● AIM OF THE TASK:
Restate, word for word, all of the material shown below.

● DATA LISTING:
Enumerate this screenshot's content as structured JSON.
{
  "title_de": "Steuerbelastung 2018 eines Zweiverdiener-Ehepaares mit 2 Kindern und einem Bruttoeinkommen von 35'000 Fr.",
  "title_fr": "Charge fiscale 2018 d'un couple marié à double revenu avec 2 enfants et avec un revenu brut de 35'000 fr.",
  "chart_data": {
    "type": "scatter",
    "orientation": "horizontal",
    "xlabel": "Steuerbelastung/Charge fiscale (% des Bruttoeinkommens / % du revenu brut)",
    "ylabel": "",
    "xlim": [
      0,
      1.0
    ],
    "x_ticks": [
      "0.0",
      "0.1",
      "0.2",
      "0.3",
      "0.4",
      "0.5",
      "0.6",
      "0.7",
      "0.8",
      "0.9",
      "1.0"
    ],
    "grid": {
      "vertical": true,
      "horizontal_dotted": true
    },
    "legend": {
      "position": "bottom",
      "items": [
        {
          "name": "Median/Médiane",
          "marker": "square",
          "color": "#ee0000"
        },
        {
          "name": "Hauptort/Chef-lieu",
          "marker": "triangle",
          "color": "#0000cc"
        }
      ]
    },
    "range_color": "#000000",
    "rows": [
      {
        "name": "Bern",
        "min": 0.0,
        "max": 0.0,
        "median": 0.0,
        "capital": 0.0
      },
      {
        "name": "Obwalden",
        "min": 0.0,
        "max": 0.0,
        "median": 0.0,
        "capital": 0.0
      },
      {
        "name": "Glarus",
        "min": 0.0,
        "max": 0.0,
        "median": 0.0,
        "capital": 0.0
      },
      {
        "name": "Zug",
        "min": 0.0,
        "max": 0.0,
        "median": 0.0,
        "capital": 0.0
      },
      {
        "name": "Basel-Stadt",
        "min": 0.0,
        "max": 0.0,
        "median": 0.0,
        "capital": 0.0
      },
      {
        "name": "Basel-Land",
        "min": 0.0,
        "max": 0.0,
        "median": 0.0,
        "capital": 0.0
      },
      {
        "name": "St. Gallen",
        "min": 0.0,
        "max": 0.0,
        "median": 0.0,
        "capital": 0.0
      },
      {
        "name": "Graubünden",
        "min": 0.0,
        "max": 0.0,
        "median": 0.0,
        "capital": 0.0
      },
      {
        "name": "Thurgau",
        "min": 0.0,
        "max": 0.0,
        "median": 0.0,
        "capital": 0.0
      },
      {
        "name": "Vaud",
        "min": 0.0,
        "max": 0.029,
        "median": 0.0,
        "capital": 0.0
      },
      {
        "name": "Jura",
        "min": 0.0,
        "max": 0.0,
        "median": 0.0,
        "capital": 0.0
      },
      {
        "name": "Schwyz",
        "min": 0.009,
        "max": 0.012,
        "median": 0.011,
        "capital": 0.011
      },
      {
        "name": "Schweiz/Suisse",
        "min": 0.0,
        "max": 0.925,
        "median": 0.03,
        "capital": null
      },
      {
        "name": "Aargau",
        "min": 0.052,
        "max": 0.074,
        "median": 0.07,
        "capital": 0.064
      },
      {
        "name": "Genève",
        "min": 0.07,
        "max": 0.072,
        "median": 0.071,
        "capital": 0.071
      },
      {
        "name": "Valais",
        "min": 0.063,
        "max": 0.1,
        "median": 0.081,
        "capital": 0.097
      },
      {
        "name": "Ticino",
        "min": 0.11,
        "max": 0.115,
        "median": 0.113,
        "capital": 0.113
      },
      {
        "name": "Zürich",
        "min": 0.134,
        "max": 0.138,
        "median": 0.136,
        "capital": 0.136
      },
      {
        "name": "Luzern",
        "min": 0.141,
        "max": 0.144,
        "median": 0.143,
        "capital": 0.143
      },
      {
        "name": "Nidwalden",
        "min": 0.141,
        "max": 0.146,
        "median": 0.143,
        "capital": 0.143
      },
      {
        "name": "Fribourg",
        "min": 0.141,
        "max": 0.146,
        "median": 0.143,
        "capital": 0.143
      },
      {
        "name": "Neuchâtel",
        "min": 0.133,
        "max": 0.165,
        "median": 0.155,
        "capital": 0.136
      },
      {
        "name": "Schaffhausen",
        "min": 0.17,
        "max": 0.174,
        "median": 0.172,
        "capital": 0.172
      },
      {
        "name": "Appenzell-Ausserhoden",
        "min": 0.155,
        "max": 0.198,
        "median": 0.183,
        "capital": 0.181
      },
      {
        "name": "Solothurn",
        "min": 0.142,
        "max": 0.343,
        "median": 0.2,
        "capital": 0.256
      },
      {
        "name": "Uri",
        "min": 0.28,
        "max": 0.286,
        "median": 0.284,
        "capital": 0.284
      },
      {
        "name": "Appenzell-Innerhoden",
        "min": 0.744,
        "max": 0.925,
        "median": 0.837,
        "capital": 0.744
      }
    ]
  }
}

● TASK RESPONSE:
Enumerate this screenshot's content as structured JSON.
{
  "title_de": "Steuerbelastung 2018 eines Zweiverdiener-Ehepaares mit 2 Kindern und einem Bruttoeinkommen von 35'000 Fr.",
  "title_fr": "Charge fiscale 2018 d'un couple marié à double revenu avec 2 enfants et avec un revenu brut de 35'000 fr.",
  "chart_data": {
    "type": "scatter",
    "orientation": "horizontal",
    "xlabel": "Steuerbelastung/Charge fiscale (% des Bruttoeinkommens / % du revenu brut)",
    "ylabel": "",
    "xlim": [
      0,
      1.0
    ],
    "x_ticks": [
      "0.0",
      "0.1",
      "0.2",
      "0.3",
      "0.4",
      "0.5",
      "0.6",
      "0.7",
      "0.8",
      "0.9",
      "1.0"
    ],
    "grid": {
      "vertical": true,
      "horizontal_dotted": true
    },
    "legend": {
      "position": "bottom",
      "items": [
        {
          "name": "Median/Médiane",
          "marker": "square",
          "color": "#ee0000"
        },
        {
          "name": "Hauptort/Chef-lieu",
          "marker": "triangle",
          "color": "#0000cc"
        }
      ]
    },
    "range_color": "#000000",
    "rows": [
      {
        "name": "Bern",
        "min": 0.0,
        "max": 0.0,
        "median": 0.0,
        "capital": 0.0
      },
      {
        "name": "Obwalden",
        "min": 0.0,
        "max": 0.0,
        "median": 0.0,
        "capital": 0.0
      },
      {
        "name": "Glarus",
        "min": 0.0,
        "max": 0.0,
        "median": 0.0,
        "capital": 0.0
      },
      {
        "name": "Zug",
        "min": 0.0,
        "max": 0.0,
        "median": 0.0,
        "capital": 0.0
      },
      {
        "name": "Basel-Stadt",
        "min": 0.0,
        "max": 0.0,
        "median": 0.0,
        "capital": 0.0
      },
      {
        "name": "Basel-Land",
        "min": 0.0,
        "max": 0.0,
        "median": 0.0,
        "capital": 0.0
      },
      {
        "name": "St. Gallen",
        "min": 0.0,
        "max": 0.0,
        "median": 0.0,
        "capital": 0.0
      },
      {
        "name": "Graubünden",
        "min": 0.0,
        "max": 0.0,
        "median": 0.0,
        "capital": 0.0
      },
      {
        "name": "Thurgau",
        "min": 0.0,
        "max": 0.0,
        "median": 0.0,
        "capital": 0.0
      },
      {
        "name": "Vaud",
        "min": 0.0,
        "max": 0.029,
        "median": 0.0,
        "capital": 0.0
      },
      {
        "name": "Jura",
        "min": 0.0,
        "max": 0.0,
        "median": 0.0,
        "capital": 0.0
      },
      {
        "name": "Schwyz",
        "min": 0.009,
        "max": 0.012,
        "median": 0.011,
        "capital": 0.011
      },
      {
        "name": "Schweiz/Suisse",
        "min": 0.0,
        "max": 0.925,
        "median": 0.03,
        "capital": null
      },
      {
        "name": "Aargau",
        "min": 0.052,
        "max": 0.074,
        "median": 0.07,
        "capital": 0.064
      },
      {
        "name": "Genève",
        "min": 0.07,
        "max": 0.072,
        "median": 0.071,
        "capital": 0.071
      },
      {
        "name": "Valais",
        "min": 0.063,
        "max": 0.1,
        "median": 0.081,
        "capital": 0.097
      },
      {
        "name": "Ticino",
        "min": 0.11,
        "max": 0.115,
        "median": 0.113,
        "capital": 0.113
      },
      {
        "name": "Zürich",
        "min": 0.134,
        "max": 0.138,
        "median": 0.136,
        "capital": 0.136
      },
      {
        "name": "Luzern",
        "min": 0.141,
        "max": 0.144,
        "median": 0.143,
        "capital": 0.143
      },
      {
        "name": "Nidwalden",
        "min": 0.141,
        "max": 0.146,
        "median": 0.143,
        "capital": 0.143
      },
      {
        "name": "Fribourg",
        "min": 0.141,
        "max": 0.146,
        "median": 0.143,
        "capital": 0.143
      },
      {
        "name": "Neuchâtel",
        "min": 0.133,
        "max": 0.165,
        "median": 0.155,
        "capital": 0.136
      },
      {
        "name": "Schaffhausen",
        "min": 0.17,
        "max": 0.174,
        "median": 0.172,
        "capital": 0.172
      },
      {
        "name": "Appenzell-Ausserhoden",
        "min": 0.155,
        "max": 0.198,
        "median": 0.183,
        "capital": 0.181
      },
      {
        "name": "Solothurn",
        "min": 0.142,
        "max": 0.343,
        "median": 0.2,
        "capital": 0.256
      },
      {
        "name": "Uri",
        "min": 0.28,
        "max": 0.286,
        "median": 0.284,
        "capital": 0.284
      },
      {
        "name": "Appenzell-Innerhoden",
        "min": 0.744,
        "max": 0.925,
        "median": 0.837,
        "capital": 0.744
      }
    ]
  }
}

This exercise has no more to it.